# [THE EXERCISE]
Give the number of lines in the records below that include "checkmark", and nothing more.

# [DATASET EXCERPTS]

* START *

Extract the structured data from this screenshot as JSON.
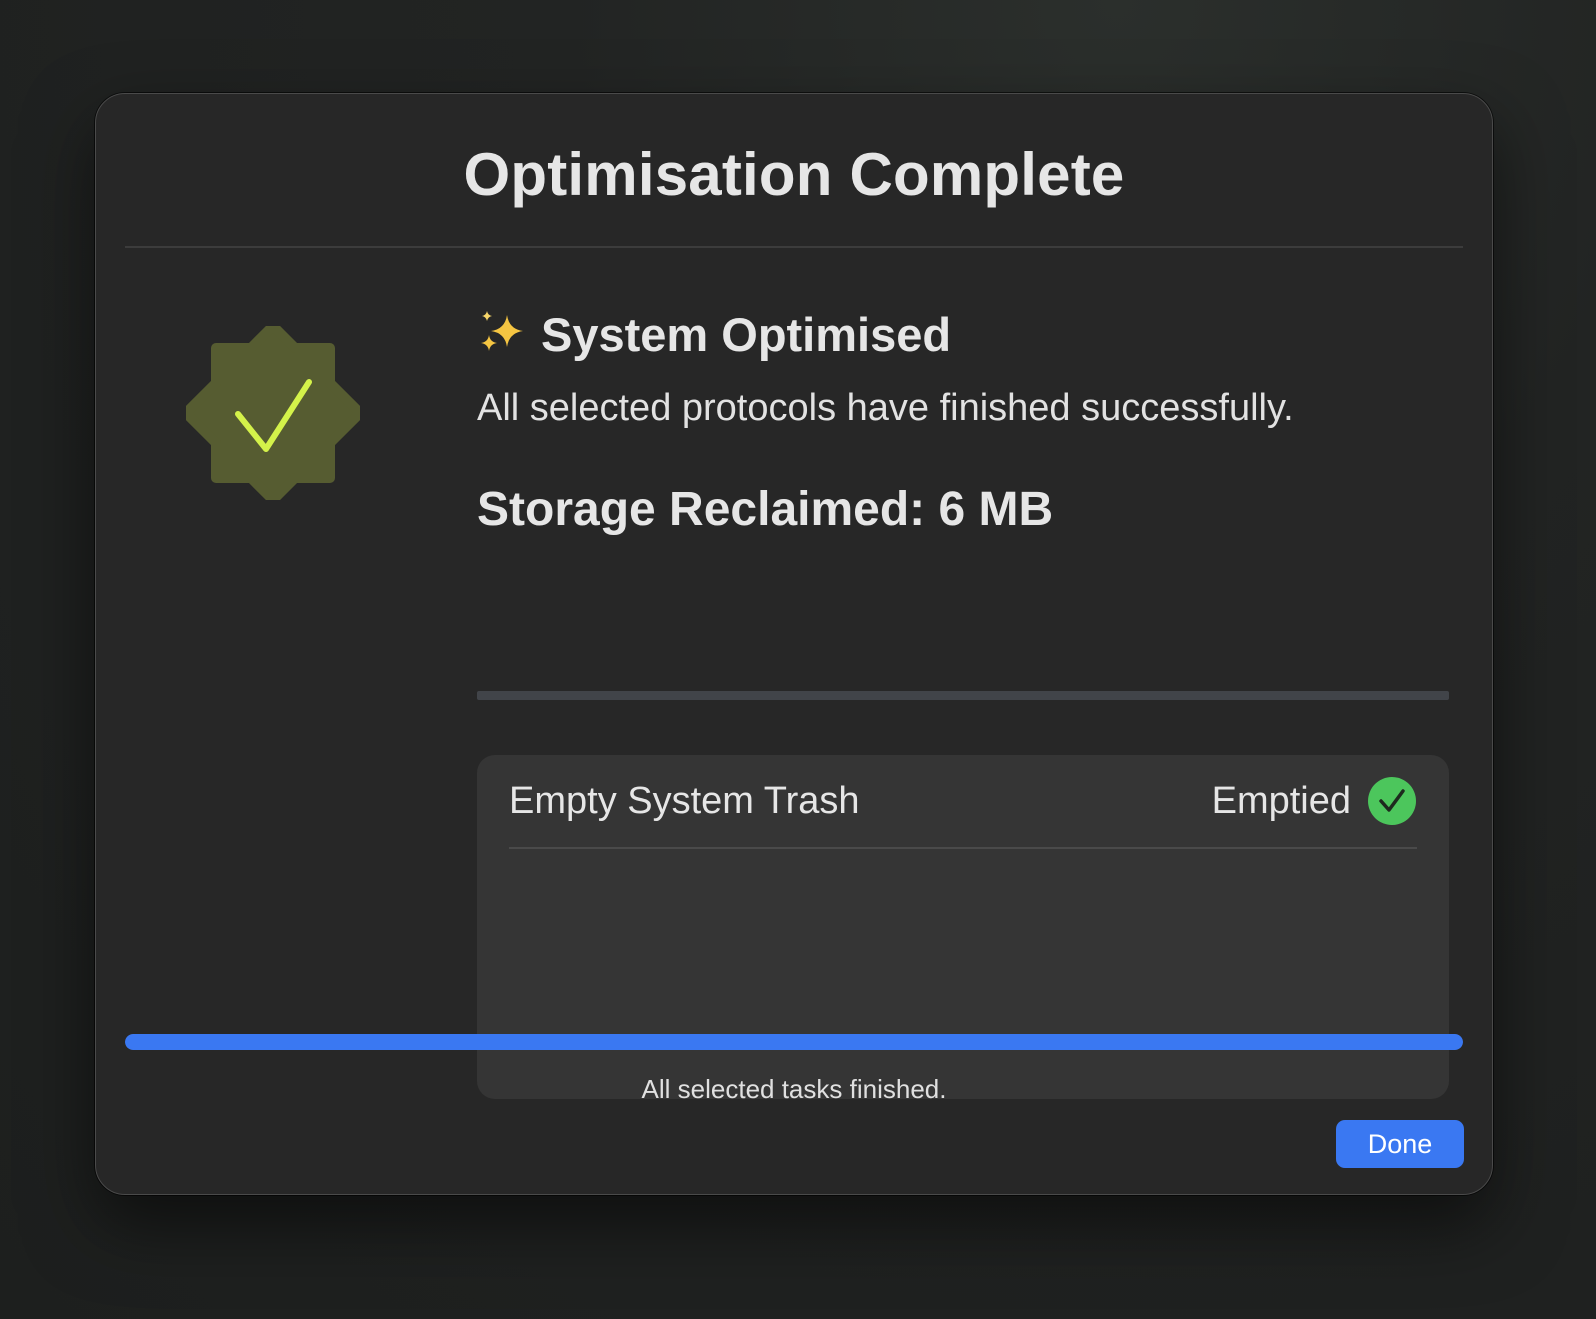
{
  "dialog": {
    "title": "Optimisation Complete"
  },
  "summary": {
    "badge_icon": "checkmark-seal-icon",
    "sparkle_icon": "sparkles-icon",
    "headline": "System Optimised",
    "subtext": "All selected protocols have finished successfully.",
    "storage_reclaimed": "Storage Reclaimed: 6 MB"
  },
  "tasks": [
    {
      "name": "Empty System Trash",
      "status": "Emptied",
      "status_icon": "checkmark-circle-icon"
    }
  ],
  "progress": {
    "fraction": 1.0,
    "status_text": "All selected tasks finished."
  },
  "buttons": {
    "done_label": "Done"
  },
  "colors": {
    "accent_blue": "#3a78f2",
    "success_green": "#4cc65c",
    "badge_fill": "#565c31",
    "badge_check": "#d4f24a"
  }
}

* END *
* START *

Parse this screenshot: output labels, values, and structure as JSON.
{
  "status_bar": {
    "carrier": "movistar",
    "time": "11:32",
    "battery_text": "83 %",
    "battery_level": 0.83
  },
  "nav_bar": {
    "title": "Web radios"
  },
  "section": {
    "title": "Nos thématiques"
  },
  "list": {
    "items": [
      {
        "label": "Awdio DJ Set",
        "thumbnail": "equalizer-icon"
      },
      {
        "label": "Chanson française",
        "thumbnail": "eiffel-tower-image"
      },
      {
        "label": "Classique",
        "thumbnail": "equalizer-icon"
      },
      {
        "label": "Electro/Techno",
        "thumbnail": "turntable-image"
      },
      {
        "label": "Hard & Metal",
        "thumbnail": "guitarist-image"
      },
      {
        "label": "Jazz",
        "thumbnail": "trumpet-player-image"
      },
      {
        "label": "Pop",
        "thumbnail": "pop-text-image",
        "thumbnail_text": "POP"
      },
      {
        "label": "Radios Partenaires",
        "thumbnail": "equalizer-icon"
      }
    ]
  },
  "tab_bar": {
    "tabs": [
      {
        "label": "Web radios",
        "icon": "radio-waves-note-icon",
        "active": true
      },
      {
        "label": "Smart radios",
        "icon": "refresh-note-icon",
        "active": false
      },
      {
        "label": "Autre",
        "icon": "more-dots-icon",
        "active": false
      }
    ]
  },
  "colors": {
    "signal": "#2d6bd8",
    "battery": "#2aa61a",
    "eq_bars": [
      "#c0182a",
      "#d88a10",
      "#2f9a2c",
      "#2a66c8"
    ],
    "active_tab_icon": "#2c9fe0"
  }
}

* END *

# [FULL SOLUTION]
2